What to work on: Reproduce every entry exactly, without alteration.

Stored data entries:
** Begin **

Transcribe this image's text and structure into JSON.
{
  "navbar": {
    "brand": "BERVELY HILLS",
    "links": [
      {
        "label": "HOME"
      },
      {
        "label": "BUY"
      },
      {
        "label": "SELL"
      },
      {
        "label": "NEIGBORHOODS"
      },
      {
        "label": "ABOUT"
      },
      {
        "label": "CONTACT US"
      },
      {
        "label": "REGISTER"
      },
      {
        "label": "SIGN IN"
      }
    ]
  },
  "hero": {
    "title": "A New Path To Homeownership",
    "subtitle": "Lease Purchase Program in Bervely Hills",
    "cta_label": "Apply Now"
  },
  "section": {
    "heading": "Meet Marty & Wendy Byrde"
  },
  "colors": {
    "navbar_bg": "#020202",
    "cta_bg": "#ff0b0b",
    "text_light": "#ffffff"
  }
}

** End **

Finished exercise:
Transcribe this image's text and structure into JSON.
{
  "navbar": {
    "brand": "BERVELY HILLS",
    "links": [
      {
        "label": "HOME"
      },
      {
        "label": "BUY"
      },
      {
        "label": "SELL"
      },
      {
        "label": "NEIGBORHOODS"
      },
      {
        "label": "ABOUT"
      },
      {
        "label": "CONTACT US"
      },
      {
        "label": "REGISTER"
      },
      {
        "label": "SIGN IN"
      }
    ]
  },
  "hero": {
    "title": "A New Path To Homeownership",
    "subtitle": "Lease Purchase Program in Bervely Hills",
    "cta_label": "Apply Now"
  },
  "section": {
    "heading": "Meet Marty & Wendy Byrde"
  },
  "colors": {
    "navbar_bg": "#020202",
    "cta_bg": "#ff0b0b",
    "text_light": "#ffffff"
  }
}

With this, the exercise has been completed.